A study in 2013 showed that hip pain can reduce peak force in the glute max during activities like a bridge or hip extension.
Some people have been trying to blame the hip flexors and too much sitting for this, but there is no good research to support the claim that tight, overactive hip flexors inhibit the glutes.
Others suggest that sitting restricts the blood flow to the glutes. Not very likely, we have been build better than that! And again, no research to support it.
What research DOES show is that pain can cause certain muscles to be less effective. Its been done for knee pain and VMO “weakness” and Freeman and McGill did a study where they induced knee pain and tested muscles before and after. Research has also shown that this weakness, which is more a neural inhibition, can continue after the pain has been resolved!!
What do the glutes do?
The gluteal muscles as a whole are responsible for:
- Hip extension
- Hip abduction
- Hip external rotation and internal rotation
- Raising the body up from a forwardly displaced position (think deadlift)
- Lifting the body out of the stooped position (think squat)

* _Actions to take_
#1 Please transcribe the part of the passage on hip pain and the glutes that opens with the words containing "What do the" and closes with "position (think deadlift)".
#2 Write the next part of the passage on hip pain and the glutes, picking up after its last line.

* _Data shown_
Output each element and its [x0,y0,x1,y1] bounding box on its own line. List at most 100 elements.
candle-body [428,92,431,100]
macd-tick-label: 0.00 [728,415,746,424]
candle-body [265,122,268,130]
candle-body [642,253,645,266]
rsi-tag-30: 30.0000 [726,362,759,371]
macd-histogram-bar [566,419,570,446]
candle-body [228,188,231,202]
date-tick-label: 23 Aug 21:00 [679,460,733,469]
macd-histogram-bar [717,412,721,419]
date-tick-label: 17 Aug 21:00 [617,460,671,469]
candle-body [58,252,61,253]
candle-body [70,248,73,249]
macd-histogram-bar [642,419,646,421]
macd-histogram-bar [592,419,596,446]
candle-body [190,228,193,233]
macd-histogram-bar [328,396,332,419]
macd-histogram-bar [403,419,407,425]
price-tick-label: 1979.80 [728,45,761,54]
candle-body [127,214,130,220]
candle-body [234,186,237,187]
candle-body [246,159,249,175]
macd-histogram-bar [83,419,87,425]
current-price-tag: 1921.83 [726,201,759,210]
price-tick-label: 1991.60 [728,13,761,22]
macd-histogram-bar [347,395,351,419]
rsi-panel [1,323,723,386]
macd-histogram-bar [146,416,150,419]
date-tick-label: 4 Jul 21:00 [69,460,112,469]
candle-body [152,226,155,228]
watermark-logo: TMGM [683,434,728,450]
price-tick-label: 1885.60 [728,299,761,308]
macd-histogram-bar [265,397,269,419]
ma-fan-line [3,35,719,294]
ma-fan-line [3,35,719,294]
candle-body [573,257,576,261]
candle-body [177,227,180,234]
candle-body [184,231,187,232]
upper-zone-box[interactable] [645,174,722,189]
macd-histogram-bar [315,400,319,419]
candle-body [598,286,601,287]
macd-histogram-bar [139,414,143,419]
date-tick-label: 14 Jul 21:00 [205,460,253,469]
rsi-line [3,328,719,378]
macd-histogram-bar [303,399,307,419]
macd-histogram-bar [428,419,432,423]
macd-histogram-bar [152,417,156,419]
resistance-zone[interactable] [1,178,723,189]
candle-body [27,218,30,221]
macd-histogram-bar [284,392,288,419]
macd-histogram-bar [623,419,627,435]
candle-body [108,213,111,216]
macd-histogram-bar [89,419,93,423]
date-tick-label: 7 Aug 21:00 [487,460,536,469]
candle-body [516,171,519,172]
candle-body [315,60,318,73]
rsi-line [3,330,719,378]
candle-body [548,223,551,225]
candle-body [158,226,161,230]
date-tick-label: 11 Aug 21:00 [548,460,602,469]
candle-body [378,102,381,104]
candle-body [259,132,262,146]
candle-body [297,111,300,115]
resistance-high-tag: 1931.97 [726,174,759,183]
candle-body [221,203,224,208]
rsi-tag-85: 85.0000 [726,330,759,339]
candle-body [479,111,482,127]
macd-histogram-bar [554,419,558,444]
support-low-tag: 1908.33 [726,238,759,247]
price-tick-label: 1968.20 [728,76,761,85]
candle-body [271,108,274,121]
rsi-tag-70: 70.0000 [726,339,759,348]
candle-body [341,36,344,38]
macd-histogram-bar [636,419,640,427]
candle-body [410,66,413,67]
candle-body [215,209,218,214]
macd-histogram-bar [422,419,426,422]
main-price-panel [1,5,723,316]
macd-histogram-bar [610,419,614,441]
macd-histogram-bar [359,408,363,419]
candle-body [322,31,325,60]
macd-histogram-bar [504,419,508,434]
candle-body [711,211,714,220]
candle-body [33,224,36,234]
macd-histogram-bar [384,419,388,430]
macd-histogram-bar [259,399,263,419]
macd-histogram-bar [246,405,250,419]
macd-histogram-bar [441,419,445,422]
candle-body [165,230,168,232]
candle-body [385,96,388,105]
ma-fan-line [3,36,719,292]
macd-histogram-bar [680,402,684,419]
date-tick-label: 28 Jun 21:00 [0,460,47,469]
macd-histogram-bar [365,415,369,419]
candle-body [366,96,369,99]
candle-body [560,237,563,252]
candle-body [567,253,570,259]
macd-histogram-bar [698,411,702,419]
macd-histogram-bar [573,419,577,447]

* _Answers to this exercise_
#1
What do the glutes do?
The gluteal muscles as a whole are responsible for:
- Hip extension
- Hip abduction
- Hip external rotation and internal rotation
- Raising the body up from a forwardly displaced position (think deadlift)

#2
- Femoral, patellar and tibial alignment (knee pain? check the butt!)
- Stabilizing the lower back and sacroiliac joint via its attachment into the thoracolumbar fascia (Back pain? check the butt!)
- Keeps the pelvis level for walking and running
This is quite a list and therefore there are a lot of hip strengthening exercises. The hips are not always weak, but more likely inhibited and forgot how and when to turn on and off.
But they can feel and present as weak and we need to activate them
Freeman, Mascia A, McGill S.
Clin Biomech (Bristol, Avon). 2013 Feb;28(2):171-7. doi: 10.1016/j.clinbiomech.2012.11.014. Epub 2012 Dec 20.
Arthrogenic neuromusculature inhibition: a foundational investigation of existence in the hip joint.